*WHAT YOU ARE ASKED TO DO*:
Pick out each line containing the string "JSON".

*RECORDS*:
========

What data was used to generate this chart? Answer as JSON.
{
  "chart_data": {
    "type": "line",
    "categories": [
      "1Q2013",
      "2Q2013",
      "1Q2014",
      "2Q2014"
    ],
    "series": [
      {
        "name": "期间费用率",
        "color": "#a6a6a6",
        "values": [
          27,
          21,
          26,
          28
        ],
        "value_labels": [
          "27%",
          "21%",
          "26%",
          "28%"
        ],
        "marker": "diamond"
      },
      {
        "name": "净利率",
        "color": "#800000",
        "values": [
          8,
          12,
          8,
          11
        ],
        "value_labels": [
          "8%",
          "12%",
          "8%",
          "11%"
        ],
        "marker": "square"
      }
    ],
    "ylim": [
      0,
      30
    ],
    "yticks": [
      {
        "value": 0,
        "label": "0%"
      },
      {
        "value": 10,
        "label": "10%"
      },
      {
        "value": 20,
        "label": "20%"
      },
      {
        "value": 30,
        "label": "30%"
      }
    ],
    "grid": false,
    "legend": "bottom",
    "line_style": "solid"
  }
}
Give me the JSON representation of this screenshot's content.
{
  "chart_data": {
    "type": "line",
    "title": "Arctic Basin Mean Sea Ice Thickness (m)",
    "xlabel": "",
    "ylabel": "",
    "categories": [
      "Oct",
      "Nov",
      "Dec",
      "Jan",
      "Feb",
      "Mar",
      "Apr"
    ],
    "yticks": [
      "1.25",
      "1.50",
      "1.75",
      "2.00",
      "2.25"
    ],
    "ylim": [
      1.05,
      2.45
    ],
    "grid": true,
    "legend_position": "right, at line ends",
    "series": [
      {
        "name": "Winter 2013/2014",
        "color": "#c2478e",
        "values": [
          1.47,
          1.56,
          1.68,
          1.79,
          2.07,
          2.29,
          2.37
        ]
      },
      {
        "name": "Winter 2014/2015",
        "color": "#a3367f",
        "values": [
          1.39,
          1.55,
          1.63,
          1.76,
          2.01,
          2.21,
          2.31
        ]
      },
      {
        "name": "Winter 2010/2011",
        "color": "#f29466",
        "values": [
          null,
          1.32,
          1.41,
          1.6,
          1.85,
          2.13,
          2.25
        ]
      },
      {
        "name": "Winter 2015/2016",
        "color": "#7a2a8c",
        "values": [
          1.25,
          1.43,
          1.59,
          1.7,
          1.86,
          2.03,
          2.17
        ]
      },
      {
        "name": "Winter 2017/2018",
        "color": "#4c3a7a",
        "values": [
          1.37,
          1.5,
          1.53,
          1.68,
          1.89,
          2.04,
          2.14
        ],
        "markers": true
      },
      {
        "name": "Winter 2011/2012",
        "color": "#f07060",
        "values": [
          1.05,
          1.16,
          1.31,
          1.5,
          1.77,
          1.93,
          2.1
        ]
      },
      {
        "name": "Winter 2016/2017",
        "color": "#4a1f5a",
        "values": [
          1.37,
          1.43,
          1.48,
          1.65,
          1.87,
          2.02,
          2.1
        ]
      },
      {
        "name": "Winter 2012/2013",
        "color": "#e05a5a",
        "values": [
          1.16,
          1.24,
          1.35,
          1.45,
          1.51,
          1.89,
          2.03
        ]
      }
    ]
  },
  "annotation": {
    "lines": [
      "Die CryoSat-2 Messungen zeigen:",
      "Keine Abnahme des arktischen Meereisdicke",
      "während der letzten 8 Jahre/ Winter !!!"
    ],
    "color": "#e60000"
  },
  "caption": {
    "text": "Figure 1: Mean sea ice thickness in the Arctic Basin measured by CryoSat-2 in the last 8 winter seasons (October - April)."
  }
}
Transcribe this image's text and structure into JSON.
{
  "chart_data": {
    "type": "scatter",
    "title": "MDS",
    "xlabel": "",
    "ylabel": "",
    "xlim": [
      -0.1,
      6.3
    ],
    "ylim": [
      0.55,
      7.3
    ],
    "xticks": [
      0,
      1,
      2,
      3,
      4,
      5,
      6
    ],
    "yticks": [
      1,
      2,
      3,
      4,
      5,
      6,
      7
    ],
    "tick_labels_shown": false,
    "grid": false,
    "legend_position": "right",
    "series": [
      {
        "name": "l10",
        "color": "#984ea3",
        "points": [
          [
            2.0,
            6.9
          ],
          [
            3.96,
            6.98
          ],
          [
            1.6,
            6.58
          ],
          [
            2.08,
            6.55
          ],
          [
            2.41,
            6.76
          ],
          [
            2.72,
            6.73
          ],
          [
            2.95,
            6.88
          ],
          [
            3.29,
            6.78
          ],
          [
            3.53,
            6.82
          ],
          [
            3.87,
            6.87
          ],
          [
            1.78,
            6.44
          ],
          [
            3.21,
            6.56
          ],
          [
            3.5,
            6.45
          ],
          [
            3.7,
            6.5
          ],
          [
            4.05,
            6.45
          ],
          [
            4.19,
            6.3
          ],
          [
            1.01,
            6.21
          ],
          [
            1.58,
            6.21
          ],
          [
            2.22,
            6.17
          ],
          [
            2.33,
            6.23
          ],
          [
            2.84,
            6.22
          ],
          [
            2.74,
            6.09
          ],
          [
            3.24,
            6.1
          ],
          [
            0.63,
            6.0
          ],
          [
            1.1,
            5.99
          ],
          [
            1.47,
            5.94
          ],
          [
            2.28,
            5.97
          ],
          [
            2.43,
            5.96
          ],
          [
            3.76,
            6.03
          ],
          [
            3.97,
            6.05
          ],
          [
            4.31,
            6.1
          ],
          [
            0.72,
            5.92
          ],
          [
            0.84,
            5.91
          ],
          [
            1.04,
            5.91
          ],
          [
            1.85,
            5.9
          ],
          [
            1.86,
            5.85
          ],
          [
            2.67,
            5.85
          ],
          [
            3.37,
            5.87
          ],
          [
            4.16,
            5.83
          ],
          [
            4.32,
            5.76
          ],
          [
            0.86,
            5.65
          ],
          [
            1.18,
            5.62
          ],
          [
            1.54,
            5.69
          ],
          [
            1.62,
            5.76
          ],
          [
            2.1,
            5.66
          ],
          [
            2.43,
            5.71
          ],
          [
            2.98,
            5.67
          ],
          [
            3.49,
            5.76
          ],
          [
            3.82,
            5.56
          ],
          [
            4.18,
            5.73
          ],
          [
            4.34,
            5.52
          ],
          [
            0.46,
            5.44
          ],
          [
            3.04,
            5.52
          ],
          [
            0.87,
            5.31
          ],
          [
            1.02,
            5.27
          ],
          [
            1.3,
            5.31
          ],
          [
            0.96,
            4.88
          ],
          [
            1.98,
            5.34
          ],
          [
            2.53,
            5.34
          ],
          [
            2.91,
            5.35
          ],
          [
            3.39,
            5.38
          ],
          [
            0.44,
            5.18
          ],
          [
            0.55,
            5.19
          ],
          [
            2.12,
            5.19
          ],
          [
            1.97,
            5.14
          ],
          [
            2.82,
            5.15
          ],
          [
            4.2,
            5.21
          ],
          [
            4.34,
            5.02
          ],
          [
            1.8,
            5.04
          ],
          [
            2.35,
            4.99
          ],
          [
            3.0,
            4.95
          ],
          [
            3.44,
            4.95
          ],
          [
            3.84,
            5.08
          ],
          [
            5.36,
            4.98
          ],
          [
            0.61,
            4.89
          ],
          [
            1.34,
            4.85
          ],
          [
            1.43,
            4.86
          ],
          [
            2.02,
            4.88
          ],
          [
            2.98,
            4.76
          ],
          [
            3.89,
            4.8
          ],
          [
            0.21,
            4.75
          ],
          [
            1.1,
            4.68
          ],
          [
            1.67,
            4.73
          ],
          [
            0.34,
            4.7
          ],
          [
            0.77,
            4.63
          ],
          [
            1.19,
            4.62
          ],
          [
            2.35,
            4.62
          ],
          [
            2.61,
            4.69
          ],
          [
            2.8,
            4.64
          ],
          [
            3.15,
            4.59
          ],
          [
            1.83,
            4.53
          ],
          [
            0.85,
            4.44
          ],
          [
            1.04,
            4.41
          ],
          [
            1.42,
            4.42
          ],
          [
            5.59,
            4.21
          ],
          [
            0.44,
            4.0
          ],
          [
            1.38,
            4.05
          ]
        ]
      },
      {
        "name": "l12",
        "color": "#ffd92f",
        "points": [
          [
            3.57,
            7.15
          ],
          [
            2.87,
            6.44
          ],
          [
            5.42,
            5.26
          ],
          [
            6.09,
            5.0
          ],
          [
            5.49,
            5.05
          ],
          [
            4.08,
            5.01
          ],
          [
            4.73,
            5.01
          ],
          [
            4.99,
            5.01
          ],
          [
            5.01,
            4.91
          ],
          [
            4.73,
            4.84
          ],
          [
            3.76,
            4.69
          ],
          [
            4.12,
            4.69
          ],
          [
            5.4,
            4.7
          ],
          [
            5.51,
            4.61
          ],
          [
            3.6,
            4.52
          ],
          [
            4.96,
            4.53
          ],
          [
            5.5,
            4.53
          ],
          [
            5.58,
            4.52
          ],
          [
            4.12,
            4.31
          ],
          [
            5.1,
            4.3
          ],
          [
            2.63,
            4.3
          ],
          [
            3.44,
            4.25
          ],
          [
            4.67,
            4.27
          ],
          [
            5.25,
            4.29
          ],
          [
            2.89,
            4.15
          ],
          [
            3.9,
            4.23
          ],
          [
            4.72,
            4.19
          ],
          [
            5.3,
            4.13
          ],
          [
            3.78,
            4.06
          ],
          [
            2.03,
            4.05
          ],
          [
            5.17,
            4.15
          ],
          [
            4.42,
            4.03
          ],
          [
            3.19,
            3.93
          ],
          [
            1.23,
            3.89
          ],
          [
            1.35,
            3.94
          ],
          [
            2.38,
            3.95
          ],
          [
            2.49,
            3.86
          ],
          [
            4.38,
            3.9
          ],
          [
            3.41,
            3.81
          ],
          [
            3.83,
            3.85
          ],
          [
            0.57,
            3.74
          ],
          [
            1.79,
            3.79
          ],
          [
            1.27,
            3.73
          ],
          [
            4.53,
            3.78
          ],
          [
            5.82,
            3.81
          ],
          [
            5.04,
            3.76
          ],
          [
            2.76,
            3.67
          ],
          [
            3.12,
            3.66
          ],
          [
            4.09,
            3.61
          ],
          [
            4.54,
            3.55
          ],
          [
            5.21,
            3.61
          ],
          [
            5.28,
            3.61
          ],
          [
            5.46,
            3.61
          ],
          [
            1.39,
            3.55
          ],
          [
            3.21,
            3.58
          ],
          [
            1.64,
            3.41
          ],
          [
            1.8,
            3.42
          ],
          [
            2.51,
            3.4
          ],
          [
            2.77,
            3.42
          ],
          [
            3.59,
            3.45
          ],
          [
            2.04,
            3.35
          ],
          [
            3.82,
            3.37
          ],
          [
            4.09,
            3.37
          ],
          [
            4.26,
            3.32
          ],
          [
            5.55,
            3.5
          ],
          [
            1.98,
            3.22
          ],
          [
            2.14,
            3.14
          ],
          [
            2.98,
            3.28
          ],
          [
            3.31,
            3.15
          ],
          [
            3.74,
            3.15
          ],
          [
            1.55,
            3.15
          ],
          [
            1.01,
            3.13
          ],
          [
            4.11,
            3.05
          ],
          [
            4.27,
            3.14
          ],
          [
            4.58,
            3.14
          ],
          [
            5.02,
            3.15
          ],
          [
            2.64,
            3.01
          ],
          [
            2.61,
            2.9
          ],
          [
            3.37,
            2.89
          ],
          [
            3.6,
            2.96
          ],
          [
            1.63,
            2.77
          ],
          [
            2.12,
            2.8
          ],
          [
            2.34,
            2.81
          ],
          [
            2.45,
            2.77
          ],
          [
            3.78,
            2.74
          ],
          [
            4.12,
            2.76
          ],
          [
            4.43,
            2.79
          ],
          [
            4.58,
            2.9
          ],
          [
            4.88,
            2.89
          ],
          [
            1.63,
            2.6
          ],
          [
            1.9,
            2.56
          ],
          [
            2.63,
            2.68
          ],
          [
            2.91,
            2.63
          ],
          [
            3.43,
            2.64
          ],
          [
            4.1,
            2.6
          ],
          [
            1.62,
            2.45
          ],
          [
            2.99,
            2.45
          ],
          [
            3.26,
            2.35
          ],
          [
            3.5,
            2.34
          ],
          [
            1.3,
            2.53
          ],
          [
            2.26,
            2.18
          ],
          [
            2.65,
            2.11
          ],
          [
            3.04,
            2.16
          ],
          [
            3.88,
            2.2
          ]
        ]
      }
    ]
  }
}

========

*PROBLEM SOLUTION*:
What data was used to generate this chart? Answer as JSON.
Give me the JSON representation of this screenshot's content.
Transcribe this image's text and structure into JSON.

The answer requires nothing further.